* [WHAT YOU SHOULD DO]:
Copy out all the data, word for word.

* [ENTRIES]:
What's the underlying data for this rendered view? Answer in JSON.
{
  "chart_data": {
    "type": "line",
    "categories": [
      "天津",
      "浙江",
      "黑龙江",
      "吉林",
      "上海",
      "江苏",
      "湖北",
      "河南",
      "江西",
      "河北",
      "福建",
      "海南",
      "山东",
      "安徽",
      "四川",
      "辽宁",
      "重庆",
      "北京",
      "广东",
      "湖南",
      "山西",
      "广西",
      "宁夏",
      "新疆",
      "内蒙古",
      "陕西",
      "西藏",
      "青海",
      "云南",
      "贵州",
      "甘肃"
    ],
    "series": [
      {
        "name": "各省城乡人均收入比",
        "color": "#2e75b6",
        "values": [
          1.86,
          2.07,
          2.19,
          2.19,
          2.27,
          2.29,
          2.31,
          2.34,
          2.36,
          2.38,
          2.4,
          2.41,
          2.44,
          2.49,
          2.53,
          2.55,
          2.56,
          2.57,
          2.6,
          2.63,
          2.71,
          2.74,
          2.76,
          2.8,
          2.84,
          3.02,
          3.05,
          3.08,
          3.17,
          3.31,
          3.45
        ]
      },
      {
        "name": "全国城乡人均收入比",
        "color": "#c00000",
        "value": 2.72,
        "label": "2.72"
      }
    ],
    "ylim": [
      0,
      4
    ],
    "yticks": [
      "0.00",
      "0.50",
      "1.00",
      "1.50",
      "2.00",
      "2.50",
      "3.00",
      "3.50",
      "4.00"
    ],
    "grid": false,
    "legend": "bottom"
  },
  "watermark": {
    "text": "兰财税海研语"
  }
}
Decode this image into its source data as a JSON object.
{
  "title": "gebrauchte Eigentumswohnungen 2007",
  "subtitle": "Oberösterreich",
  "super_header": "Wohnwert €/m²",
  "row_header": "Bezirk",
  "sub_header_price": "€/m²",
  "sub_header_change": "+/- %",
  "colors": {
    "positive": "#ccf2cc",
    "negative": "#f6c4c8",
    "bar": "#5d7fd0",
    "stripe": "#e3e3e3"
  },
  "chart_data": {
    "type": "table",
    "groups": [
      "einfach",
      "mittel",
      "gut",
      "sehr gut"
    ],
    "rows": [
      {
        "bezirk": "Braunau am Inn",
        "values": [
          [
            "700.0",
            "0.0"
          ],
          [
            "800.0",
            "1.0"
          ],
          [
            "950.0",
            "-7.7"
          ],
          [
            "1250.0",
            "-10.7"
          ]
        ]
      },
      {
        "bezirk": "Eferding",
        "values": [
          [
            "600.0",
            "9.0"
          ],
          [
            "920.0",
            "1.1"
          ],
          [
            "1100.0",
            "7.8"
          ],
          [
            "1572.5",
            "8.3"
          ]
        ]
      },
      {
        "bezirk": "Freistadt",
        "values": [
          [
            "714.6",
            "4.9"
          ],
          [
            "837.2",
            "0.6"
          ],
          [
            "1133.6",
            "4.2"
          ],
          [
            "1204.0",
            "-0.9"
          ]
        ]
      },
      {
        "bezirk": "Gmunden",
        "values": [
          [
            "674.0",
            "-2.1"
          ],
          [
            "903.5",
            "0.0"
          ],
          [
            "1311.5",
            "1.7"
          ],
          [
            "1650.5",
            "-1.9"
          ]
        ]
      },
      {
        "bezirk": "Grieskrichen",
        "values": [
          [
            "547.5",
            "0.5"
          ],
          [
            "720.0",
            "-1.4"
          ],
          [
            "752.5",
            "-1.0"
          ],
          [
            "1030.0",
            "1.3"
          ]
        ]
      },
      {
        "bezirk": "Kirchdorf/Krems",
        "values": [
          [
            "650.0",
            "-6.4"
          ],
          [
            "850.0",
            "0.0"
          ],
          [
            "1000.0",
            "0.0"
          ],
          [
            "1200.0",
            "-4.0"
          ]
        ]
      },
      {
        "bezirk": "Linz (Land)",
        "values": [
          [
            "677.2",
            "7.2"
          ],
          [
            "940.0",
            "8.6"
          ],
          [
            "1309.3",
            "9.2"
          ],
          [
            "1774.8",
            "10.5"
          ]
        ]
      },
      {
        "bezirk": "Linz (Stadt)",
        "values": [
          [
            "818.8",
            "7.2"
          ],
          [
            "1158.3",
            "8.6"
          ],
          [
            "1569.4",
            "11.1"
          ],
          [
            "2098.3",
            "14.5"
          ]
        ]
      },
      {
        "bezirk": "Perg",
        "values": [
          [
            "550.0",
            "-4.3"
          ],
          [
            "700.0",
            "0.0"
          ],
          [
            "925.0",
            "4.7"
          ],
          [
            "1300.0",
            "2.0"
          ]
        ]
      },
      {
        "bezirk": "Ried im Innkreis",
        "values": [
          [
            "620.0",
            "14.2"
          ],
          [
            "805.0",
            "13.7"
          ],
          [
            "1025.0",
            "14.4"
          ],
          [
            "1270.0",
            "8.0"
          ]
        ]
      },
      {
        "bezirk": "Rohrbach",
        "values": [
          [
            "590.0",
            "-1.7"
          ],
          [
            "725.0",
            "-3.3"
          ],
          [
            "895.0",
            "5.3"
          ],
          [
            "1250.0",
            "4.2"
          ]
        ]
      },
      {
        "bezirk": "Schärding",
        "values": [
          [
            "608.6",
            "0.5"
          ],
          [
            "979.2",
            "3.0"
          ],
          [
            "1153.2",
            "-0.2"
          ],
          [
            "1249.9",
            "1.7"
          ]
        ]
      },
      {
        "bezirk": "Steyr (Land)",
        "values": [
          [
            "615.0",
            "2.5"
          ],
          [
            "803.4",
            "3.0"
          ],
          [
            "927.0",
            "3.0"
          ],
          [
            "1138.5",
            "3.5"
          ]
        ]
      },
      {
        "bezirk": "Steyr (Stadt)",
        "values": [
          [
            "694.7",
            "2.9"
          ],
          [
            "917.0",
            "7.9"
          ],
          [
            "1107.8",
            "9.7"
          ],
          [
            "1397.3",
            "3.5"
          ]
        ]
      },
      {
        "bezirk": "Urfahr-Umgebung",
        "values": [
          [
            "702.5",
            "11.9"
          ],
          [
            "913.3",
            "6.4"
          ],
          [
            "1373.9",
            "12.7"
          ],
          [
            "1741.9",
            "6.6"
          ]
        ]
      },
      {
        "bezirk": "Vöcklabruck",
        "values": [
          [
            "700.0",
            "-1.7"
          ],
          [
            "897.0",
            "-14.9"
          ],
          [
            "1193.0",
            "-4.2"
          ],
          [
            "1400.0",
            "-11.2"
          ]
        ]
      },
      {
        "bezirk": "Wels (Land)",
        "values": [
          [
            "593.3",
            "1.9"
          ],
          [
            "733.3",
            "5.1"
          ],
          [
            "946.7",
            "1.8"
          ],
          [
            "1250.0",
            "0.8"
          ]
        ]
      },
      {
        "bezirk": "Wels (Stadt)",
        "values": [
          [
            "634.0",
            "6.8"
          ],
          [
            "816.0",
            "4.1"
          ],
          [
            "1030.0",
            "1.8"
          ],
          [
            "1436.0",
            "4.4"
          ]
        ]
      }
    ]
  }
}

* [REPLY TO THE EXERCISE]:
What's the underlying data for this rendered view? Answer in JSON.
{
  "chart_data": {
    "type": "line",
    "categories": [
      "天津",
      "浙江",
      "黑龙江",
      "吉林",
      "上海",
      "江苏",
      "湖北",
      "河南",
      "江西",
      "河北",
      "福建",
      "海南",
      "山东",
      "安徽",
      "四川",
      "辽宁",
      "重庆",
      "北京",
      "广东",
      "湖南",
      "山西",
      "广西",
      "宁夏",
      "新疆",
      "内蒙古",
      "陕西",
      "西藏",
      "青海",
      "云南",
      "贵州",
      "甘肃"
    ],
    "series": [
      {
        "name": "各省城乡人均收入比",
        "color": "#2e75b6",
        "values": [
          1.86,
          2.07,
          2.19,
          2.19,
          2.27,
          2.29,
          2.31,
          2.34,
          2.36,
          2.38,
          2.4,
          2.41,
          2.44,
          2.49,
          2.53,
          2.55,
          2.56,
          2.57,
          2.6,
          2.63,
          2.71,
          2.74,
          2.76,
          2.8,
          2.84,
          3.02,
          3.05,
          3.08,
          3.17,
          3.31,
          3.45
        ]
      },
      {
        "name": "全国城乡人均收入比",
        "color": "#c00000",
        "value": 2.72,
        "label": "2.72"
      }
    ],
    "ylim": [
      0,
      4
    ],
    "yticks": [
      "0.00",
      "0.50",
      "1.00",
      "1.50",
      "2.00",
      "2.50",
      "3.00",
      "3.50",
      "4.00"
    ],
    "grid": false,
    "legend": "bottom"
  },
  "watermark": {
    "text": "兰财税海研语"
  }
}
Decode this image into its source data as a JSON object.
{
  "title": "gebrauchte Eigentumswohnungen 2007",
  "subtitle": "Oberösterreich",
  "super_header": "Wohnwert €/m²",
  "row_header": "Bezirk",
  "sub_header_price": "€/m²",
  "sub_header_change": "+/- %",
  "colors": {
    "positive": "#ccf2cc",
    "negative": "#f6c4c8",
    "bar": "#5d7fd0",
    "stripe": "#e3e3e3"
  },
  "chart_data": {
    "type": "table",
    "groups": [
      "einfach",
      "mittel",
      "gut",
      "sehr gut"
    ],
    "rows": [
      {
        "bezirk": "Braunau am Inn",
        "values": [
          [
            "700.0",
            "0.0"
          ],
          [
            "800.0",
            "1.0"
          ],
          [
            "950.0",
            "-7.7"
          ],
          [
            "1250.0",
            "-10.7"
          ]
        ]
      },
      {
        "bezirk": "Eferding",
        "values": [
          [
            "600.0",
            "9.0"
          ],
          [
            "920.0",
            "1.1"
          ],
          [
            "1100.0",
            "7.8"
          ],
          [
            "1572.5",
            "8.3"
          ]
        ]
      },
      {
        "bezirk": "Freistadt",
        "values": [
          [
            "714.6",
            "4.9"
          ],
          [
            "837.2",
            "0.6"
          ],
          [
            "1133.6",
            "4.2"
          ],
          [
            "1204.0",
            "-0.9"
          ]
        ]
      },
      {
        "bezirk": "Gmunden",
        "values": [
          [
            "674.0",
            "-2.1"
          ],
          [
            "903.5",
            "0.0"
          ],
          [
            "1311.5",
            "1.7"
          ],
          [
            "1650.5",
            "-1.9"
          ]
        ]
      },
      {
        "bezirk": "Grieskrichen",
        "values": [
          [
            "547.5",
            "0.5"
          ],
          [
            "720.0",
            "-1.4"
          ],
          [
            "752.5",
            "-1.0"
          ],
          [
            "1030.0",
            "1.3"
          ]
        ]
      },
      {
        "bezirk": "Kirchdorf/Krems",
        "values": [
          [
            "650.0",
            "-6.4"
          ],
          [
            "850.0",
            "0.0"
          ],
          [
            "1000.0",
            "0.0"
          ],
          [
            "1200.0",
            "-4.0"
          ]
        ]
      },
      {
        "bezirk": "Linz (Land)",
        "values": [
          [
            "677.2",
            "7.2"
          ],
          [
            "940.0",
            "8.6"
          ],
          [
            "1309.3",
            "9.2"
          ],
          [
            "1774.8",
            "10.5"
          ]
        ]
      },
      {
        "bezirk": "Linz (Stadt)",
        "values": [
          [
            "818.8",
            "7.2"
          ],
          [
            "1158.3",
            "8.6"
          ],
          [
            "1569.4",
            "11.1"
          ],
          [
            "2098.3",
            "14.5"
          ]
        ]
      },
      {
        "bezirk": "Perg",
        "values": [
          [
            "550.0",
            "-4.3"
          ],
          [
            "700.0",
            "0.0"
          ],
          [
            "925.0",
            "4.7"
          ],
          [
            "1300.0",
            "2.0"
          ]
        ]
      },
      {
        "bezirk": "Ried im Innkreis",
        "values": [
          [
            "620.0",
            "14.2"
          ],
          [
            "805.0",
            "13.7"
          ],
          [
            "1025.0",
            "14.4"
          ],
          [
            "1270.0",
            "8.0"
          ]
        ]
      },
      {
        "bezirk": "Rohrbach",
        "values": [
          [
            "590.0",
            "-1.7"
          ],
          [
            "725.0",
            "-3.3"
          ],
          [
            "895.0",
            "5.3"
          ],
          [
            "1250.0",
            "4.2"
          ]
        ]
      },
      {
        "bezirk": "Schärding",
        "values": [
          [
            "608.6",
            "0.5"
          ],
          [
            "979.2",
            "3.0"
          ],
          [
            "1153.2",
            "-0.2"
          ],
          [
            "1249.9",
            "1.7"
          ]
        ]
      },
      {
        "bezirk": "Steyr (Land)",
        "values": [
          [
            "615.0",
            "2.5"
          ],
          [
            "803.4",
            "3.0"
          ],
          [
            "927.0",
            "3.0"
          ],
          [
            "1138.5",
            "3.5"
          ]
        ]
      },
      {
        "bezirk": "Steyr (Stadt)",
        "values": [
          [
            "694.7",
            "2.9"
          ],
          [
            "917.0",
            "7.9"
          ],
          [
            "1107.8",
            "9.7"
          ],
          [
            "1397.3",
            "3.5"
          ]
        ]
      },
      {
        "bezirk": "Urfahr-Umgebung",
        "values": [
          [
            "702.5",
            "11.9"
          ],
          [
            "913.3",
            "6.4"
          ],
          [
            "1373.9",
            "12.7"
          ],
          [
            "1741.9",
            "6.6"
          ]
        ]
      },
      {
        "bezirk": "Vöcklabruck",
        "values": [
          [
            "700.0",
            "-1.7"
          ],
          [
            "897.0",
            "-14.9"
          ],
          [
            "1193.0",
            "-4.2"
          ],
          [
            "1400.0",
            "-11.2"
          ]
        ]
      },
      {
        "bezirk": "Wels (Land)",
        "values": [
          [
            "593.3",
            "1.9"
          ],
          [
            "733.3",
            "5.1"
          ],
          [
            "946.7",
            "1.8"
          ],
          [
            "1250.0",
            "0.8"
          ]
        ]
      },
      {
        "bezirk": "Wels (Stadt)",
        "values": [
          [
            "634.0",
            "6.8"
          ],
          [
            "816.0",
            "4.1"
          ],
          [
            "1030.0",
            "1.8"
          ],
          [
            "1436.0",
            "4.4"
          ]
        ]
      }
    ]
  }
}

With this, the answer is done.